** begin Supplied data **

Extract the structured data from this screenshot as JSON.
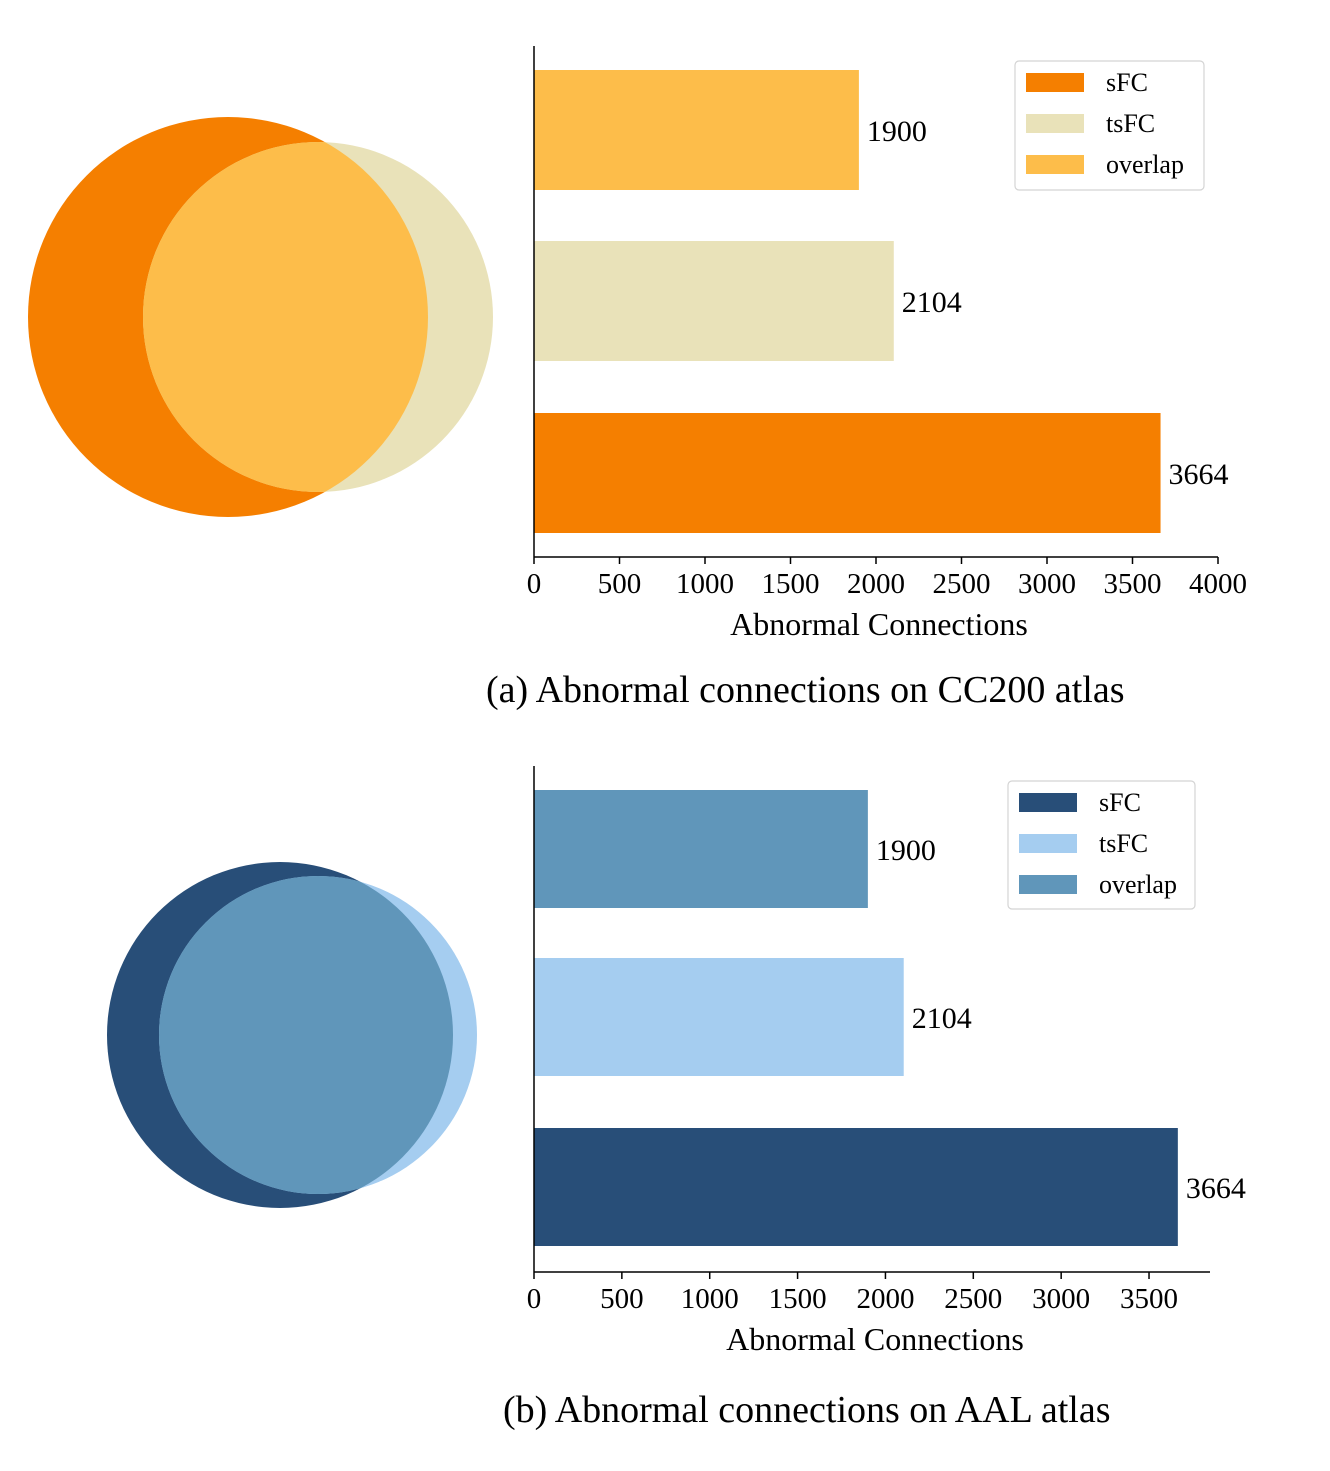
{
  "chart_data": [
    {
      "type": "bar",
      "orientation": "horizontal",
      "caption": "(a) Abnormal connections on CC200 atlas",
      "categories": [
        "sFC",
        "tsFC",
        "overlap"
      ],
      "values": [
        3664,
        2104,
        1900
      ],
      "data_labels": [
        "3664",
        "2104",
        "1900"
      ],
      "colors": [
        "#f57f00",
        "#e9e2b9",
        "#fdbd4a"
      ],
      "xlabel": "Abnormal Connections",
      "ylabel": "",
      "xlim": [
        0,
        4000
      ],
      "xticks": [
        0,
        500,
        1000,
        1500,
        2000,
        2500,
        3000,
        3500,
        4000
      ],
      "xtick_labels": [
        "0",
        "500",
        "1000",
        "1500",
        "2000",
        "2500",
        "3000",
        "3500",
        "4000"
      ],
      "legend": {
        "position": "top-right",
        "entries": [
          {
            "label": "sFC",
            "color": "#f57f00"
          },
          {
            "label": "tsFC",
            "color": "#e9e2b9"
          },
          {
            "label": "overlap",
            "color": "#fdbd4a"
          }
        ]
      },
      "venn": {
        "left_set": "sFC",
        "right_set": "tsFC",
        "left_size": 3664,
        "right_size": 2104,
        "overlap_size": 1900
      }
    },
    {
      "type": "bar",
      "orientation": "horizontal",
      "caption": "(b) Abnormal connections on AAL atlas",
      "categories": [
        "sFC",
        "tsFC",
        "overlap"
      ],
      "values": [
        3664,
        2104,
        1900
      ],
      "data_labels": [
        "3664",
        "2104",
        "1900"
      ],
      "colors": [
        "#284e78",
        "#a5cdf0",
        "#6096ba"
      ],
      "xlabel": "Abnormal Connections",
      "ylabel": "",
      "xlim": [
        0,
        3847
      ],
      "xticks": [
        0,
        500,
        1000,
        1500,
        2000,
        2500,
        3000,
        3500
      ],
      "xtick_labels": [
        "0",
        "500",
        "1000",
        "1500",
        "2000",
        "2500",
        "3000",
        "3500"
      ],
      "legend": {
        "position": "top-right",
        "entries": [
          {
            "label": "sFC",
            "color": "#284e78"
          },
          {
            "label": "tsFC",
            "color": "#a5cdf0"
          },
          {
            "label": "overlap",
            "color": "#6096ba"
          }
        ]
      },
      "venn": {
        "left_set": "sFC",
        "right_set": "tsFC",
        "left_size": 3664,
        "right_size": 2104,
        "overlap_size": 1900
      }
    }
  ]
}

** end Supplied data **

_Written exercise_.
Set out every line from the material that contains the string "atlas".

_Written answer_.
      "caption": "(a) Abnormal connections on CC200 atlas",
      "caption": "(b) Abnormal connections on AAL atlas",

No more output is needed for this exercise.